EXERCISE DESCRIPTION
Copy the lines holding the word "JSON", all of them.

====== SUPPLIED DATA

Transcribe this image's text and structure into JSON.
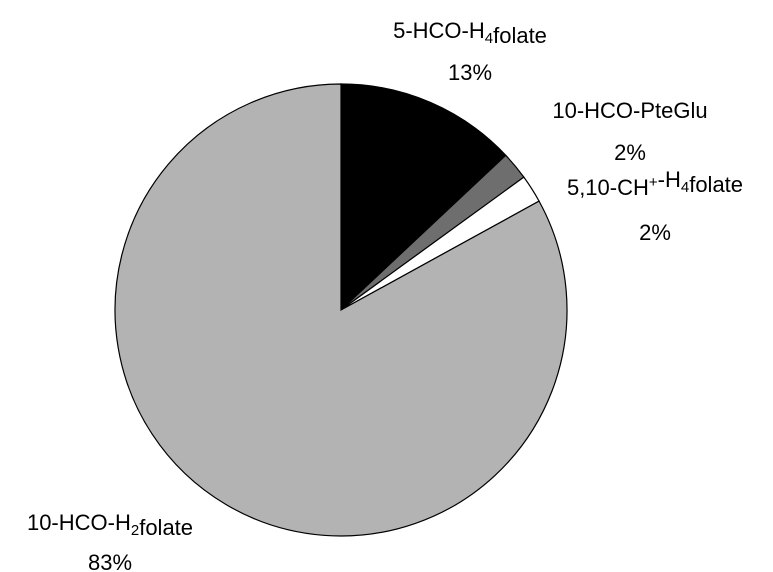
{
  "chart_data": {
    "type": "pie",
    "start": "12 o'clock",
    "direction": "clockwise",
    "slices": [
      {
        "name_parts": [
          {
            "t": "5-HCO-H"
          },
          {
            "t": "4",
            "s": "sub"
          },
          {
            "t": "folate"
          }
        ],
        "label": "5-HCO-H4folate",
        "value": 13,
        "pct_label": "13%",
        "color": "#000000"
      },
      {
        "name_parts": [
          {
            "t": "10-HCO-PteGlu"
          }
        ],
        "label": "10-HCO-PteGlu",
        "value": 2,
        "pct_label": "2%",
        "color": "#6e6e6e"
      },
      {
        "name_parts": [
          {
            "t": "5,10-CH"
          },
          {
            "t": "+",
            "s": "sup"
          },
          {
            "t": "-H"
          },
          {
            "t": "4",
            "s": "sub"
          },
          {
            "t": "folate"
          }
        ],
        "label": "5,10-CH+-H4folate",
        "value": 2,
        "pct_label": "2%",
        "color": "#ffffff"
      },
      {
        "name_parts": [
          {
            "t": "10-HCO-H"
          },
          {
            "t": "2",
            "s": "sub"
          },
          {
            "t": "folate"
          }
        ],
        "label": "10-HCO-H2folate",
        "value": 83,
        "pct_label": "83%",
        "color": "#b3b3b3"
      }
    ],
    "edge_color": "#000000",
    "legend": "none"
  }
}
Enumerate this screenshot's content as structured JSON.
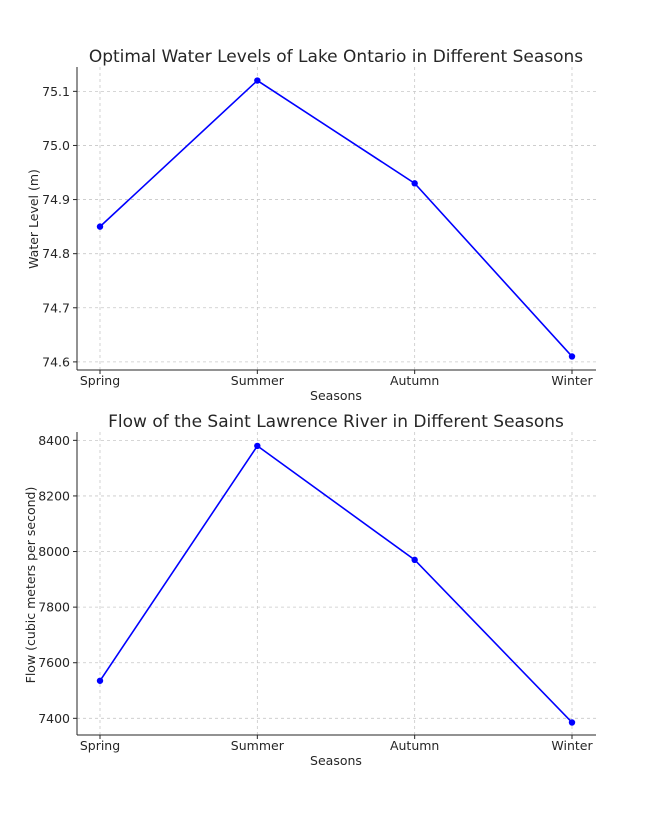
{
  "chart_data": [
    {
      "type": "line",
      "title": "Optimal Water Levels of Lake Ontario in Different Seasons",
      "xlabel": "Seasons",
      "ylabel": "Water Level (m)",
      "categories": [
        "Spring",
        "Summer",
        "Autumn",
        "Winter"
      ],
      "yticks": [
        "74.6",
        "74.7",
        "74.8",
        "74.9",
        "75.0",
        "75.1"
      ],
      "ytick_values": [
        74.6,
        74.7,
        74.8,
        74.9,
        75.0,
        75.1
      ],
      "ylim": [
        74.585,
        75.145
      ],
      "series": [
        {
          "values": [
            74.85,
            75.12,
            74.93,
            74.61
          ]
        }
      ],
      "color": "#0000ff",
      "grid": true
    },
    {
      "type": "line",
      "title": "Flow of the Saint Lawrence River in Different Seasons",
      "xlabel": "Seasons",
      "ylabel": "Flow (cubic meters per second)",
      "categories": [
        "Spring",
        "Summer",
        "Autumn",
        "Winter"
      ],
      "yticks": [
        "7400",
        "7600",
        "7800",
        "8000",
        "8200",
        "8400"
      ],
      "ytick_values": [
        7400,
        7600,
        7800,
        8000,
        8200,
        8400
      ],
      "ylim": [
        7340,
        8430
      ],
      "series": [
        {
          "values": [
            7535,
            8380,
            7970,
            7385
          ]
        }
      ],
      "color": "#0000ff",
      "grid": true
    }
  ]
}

============

SOLVED EXERCISE
Transcribe this image's text and structure into JSON.
Enumerate this screenshot's content as structured JSON.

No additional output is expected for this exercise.